• _WHAT YOU HAVE TO DO_: Your task is to copy each line that has the word "text".

══════════

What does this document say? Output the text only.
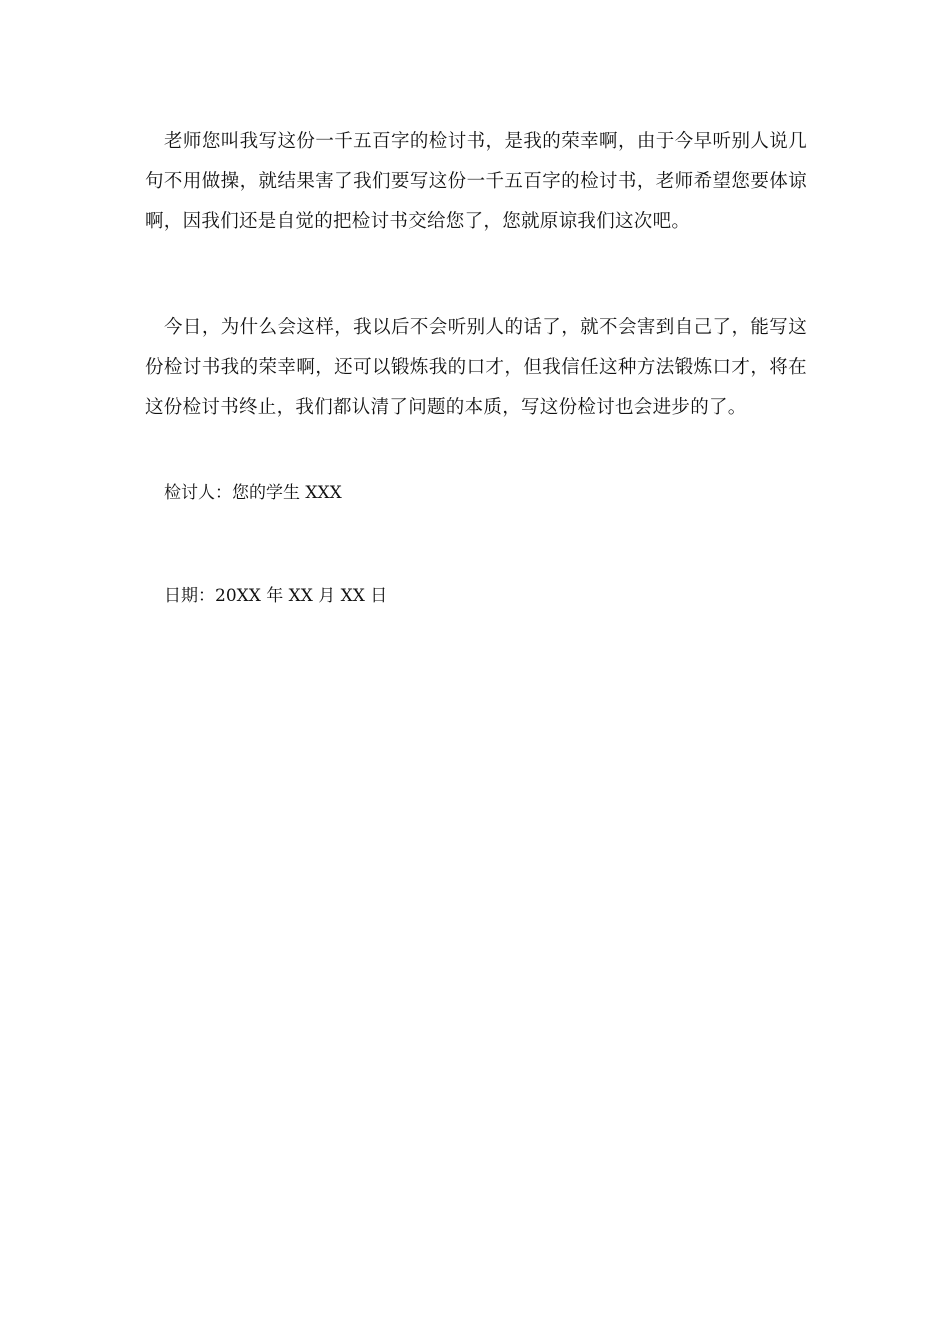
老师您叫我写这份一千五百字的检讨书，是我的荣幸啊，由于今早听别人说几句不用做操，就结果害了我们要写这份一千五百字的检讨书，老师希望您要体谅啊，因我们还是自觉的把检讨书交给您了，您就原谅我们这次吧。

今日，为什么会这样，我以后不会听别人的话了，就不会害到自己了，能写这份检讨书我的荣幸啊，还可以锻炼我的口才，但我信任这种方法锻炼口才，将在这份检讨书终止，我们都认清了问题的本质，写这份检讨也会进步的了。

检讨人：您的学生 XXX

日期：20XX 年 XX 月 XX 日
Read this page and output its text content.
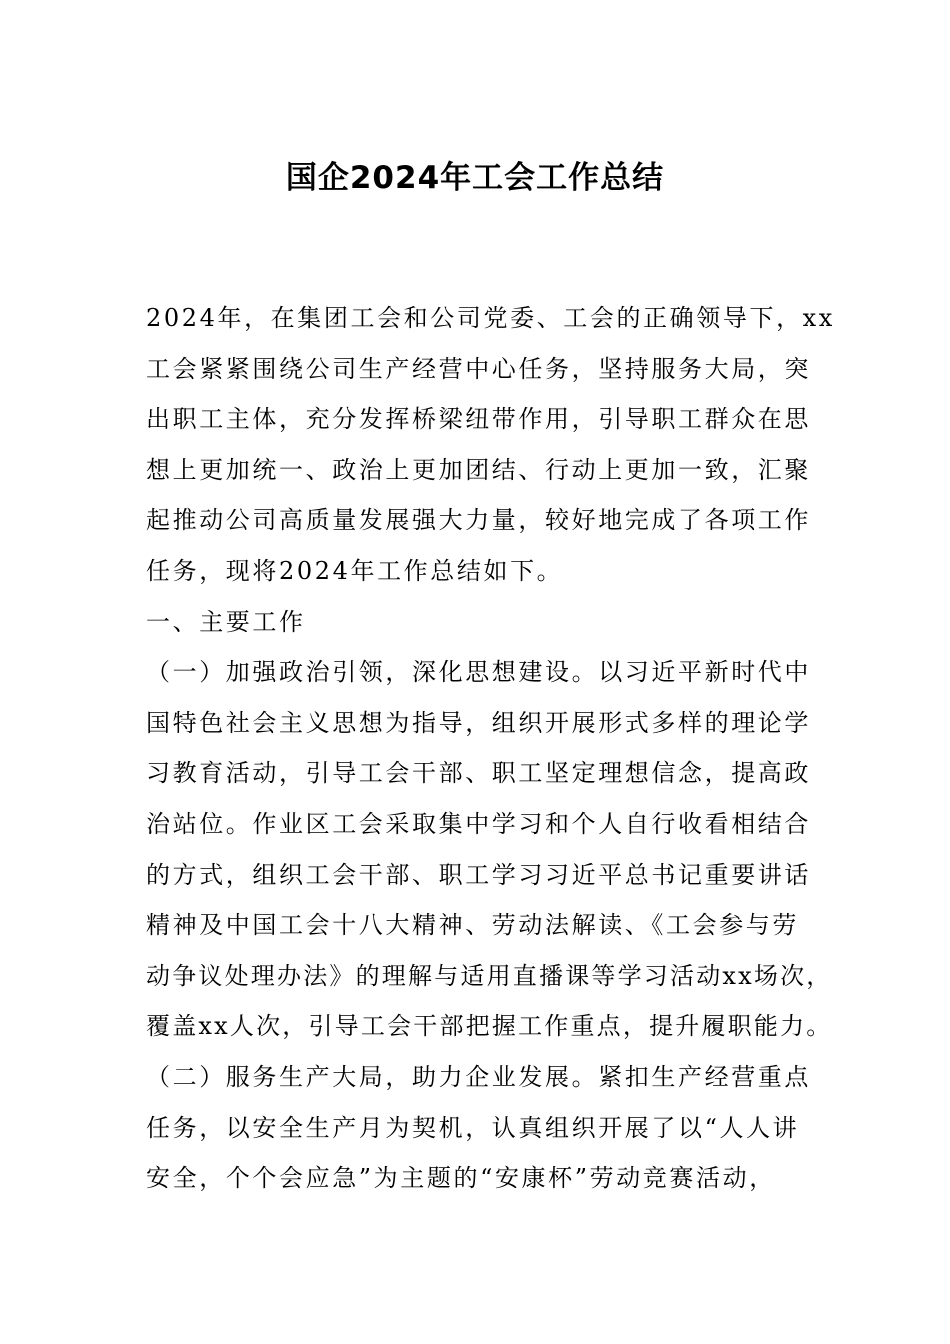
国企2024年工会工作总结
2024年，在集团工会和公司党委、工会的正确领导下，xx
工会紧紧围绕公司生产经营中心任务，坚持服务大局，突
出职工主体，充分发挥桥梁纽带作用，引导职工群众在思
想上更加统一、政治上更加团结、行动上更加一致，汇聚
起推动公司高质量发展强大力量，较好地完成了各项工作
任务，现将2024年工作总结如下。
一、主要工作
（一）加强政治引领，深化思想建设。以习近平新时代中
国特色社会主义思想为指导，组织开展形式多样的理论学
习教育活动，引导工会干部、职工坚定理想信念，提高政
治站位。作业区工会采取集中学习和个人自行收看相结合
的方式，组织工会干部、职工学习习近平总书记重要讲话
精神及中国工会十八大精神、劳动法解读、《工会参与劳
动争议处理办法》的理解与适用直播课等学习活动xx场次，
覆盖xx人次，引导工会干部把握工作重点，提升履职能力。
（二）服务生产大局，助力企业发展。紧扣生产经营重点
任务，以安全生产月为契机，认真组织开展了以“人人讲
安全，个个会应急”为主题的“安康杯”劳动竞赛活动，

══════════

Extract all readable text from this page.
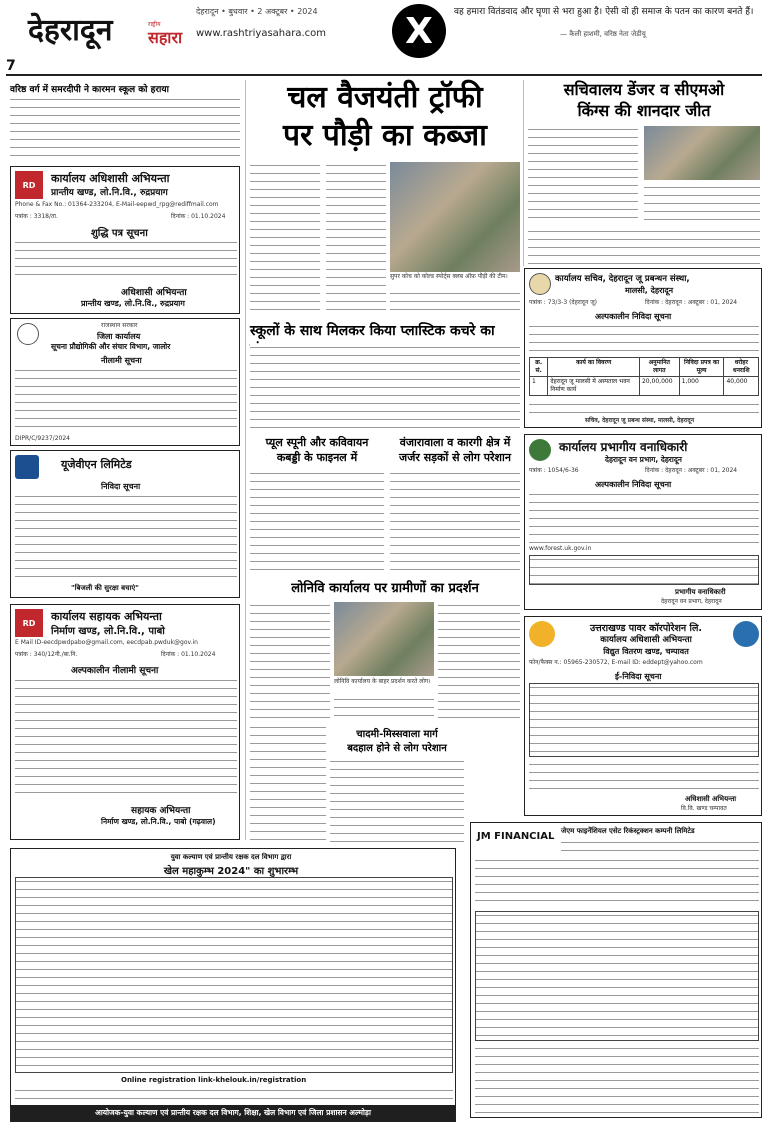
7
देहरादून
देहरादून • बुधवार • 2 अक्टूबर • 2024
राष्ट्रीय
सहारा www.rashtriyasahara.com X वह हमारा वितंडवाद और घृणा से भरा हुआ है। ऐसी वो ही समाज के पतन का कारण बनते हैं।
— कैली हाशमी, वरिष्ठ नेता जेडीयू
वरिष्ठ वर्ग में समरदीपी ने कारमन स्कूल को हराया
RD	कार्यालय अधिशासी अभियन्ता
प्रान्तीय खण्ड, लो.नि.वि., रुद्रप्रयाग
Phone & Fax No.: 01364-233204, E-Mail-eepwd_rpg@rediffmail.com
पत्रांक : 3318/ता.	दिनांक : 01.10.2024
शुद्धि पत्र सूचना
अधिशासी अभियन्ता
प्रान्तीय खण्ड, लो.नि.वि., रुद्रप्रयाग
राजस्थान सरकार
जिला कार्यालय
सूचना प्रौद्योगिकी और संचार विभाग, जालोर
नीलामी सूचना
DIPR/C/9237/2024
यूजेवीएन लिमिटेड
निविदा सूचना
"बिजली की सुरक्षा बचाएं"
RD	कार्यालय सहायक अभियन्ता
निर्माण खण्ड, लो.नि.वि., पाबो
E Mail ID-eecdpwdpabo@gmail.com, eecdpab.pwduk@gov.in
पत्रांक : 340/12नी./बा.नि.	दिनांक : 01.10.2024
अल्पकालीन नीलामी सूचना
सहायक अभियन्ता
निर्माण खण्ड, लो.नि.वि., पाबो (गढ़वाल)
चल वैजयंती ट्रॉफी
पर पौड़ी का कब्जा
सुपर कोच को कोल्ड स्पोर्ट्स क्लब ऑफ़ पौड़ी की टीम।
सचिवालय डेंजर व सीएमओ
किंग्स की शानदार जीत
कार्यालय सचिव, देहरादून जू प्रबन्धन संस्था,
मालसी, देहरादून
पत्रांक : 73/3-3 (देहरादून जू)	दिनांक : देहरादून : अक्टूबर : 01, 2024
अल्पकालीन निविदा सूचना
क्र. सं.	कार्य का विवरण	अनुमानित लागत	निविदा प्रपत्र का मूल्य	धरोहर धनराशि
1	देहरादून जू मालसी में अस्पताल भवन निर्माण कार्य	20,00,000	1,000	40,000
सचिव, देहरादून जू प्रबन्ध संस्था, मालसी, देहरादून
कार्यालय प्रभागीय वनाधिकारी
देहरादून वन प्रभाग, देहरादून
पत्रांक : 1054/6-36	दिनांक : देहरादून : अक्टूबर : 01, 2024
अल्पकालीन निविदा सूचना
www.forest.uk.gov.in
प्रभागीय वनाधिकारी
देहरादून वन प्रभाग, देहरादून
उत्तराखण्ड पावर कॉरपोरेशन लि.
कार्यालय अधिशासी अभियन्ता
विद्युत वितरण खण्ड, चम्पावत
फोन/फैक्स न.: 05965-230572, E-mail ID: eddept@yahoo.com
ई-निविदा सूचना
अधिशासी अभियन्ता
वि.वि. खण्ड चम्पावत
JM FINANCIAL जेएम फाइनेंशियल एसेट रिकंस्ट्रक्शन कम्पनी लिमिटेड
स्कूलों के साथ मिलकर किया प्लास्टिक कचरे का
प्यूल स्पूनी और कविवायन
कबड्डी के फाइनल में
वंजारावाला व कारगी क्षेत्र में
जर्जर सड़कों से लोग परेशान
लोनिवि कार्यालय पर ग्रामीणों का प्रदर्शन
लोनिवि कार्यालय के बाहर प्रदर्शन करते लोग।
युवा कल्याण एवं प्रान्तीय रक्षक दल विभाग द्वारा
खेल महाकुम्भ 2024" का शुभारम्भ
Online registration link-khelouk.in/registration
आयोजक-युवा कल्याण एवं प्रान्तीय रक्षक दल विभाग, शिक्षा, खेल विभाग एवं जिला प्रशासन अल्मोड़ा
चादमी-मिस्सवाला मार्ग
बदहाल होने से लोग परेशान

══════════

• _COMPLETED EXERCISE_:
What does this document say? Output the text only.
Read this page and output its text content.
Extract all readable text from this page.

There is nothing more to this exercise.